## Data for processing
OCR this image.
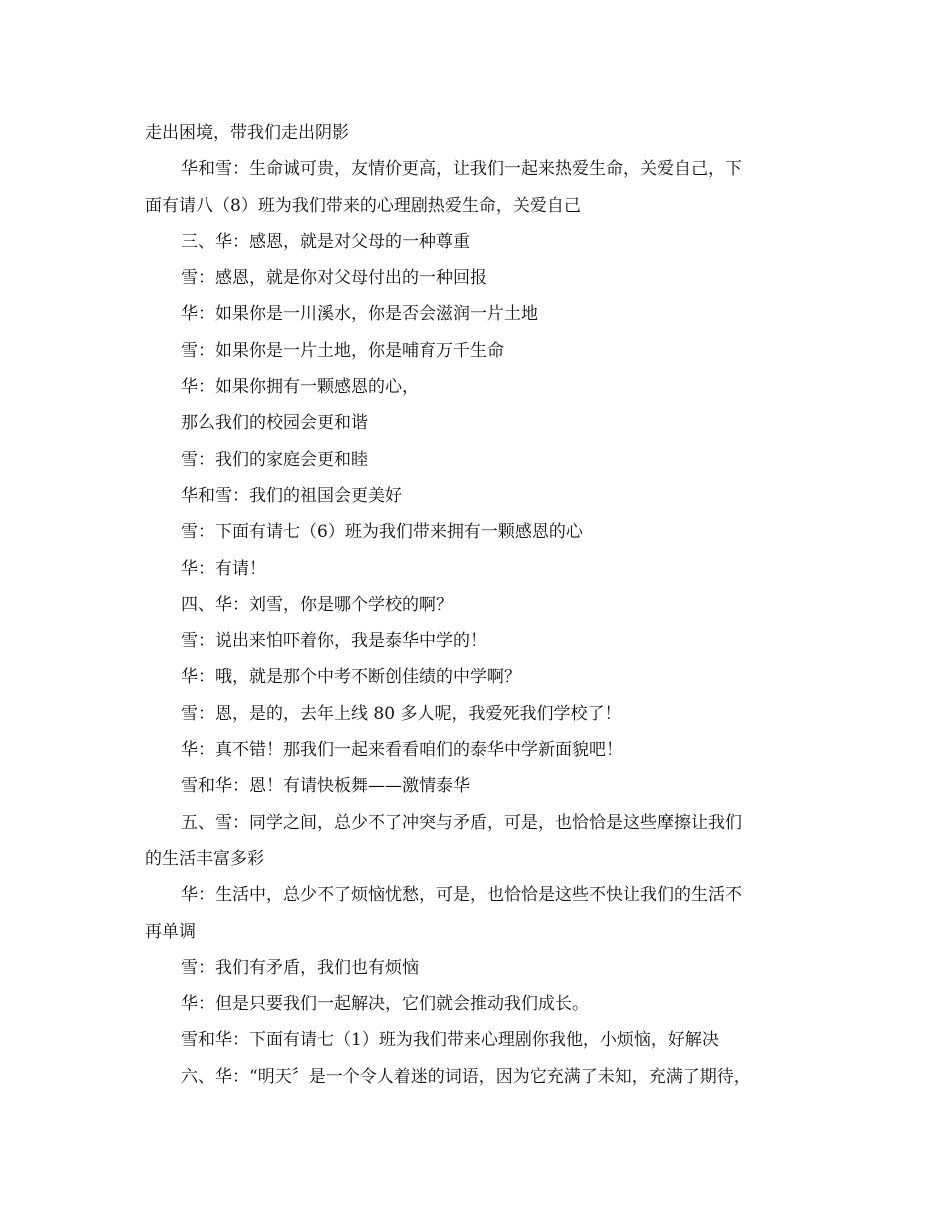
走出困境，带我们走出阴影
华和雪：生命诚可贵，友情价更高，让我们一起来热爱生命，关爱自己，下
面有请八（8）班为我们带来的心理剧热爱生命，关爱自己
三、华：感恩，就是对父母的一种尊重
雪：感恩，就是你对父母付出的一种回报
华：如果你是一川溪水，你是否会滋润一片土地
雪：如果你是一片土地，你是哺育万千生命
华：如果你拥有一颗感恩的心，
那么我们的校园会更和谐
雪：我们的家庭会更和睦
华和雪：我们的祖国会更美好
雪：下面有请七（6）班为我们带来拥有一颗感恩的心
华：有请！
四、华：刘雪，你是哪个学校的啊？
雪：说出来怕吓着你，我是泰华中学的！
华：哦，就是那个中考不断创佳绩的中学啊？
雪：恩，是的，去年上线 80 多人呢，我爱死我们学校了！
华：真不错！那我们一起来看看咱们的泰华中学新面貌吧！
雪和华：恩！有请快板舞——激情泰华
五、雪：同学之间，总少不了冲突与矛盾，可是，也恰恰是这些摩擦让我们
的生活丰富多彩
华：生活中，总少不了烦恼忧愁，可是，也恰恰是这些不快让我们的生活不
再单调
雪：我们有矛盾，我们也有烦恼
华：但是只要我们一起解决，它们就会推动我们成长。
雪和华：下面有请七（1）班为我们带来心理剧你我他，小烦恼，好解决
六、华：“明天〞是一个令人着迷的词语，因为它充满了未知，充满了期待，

## Aim of the task
Show every line from the listing above in which the string "关爱自己" appears.

## Exercise answer
华和雪：生命诚可贵，友情价更高，让我们一起来热爱生命，关爱自己，下
面有请八（8）班为我们带来的心理剧热爱生命，关爱自己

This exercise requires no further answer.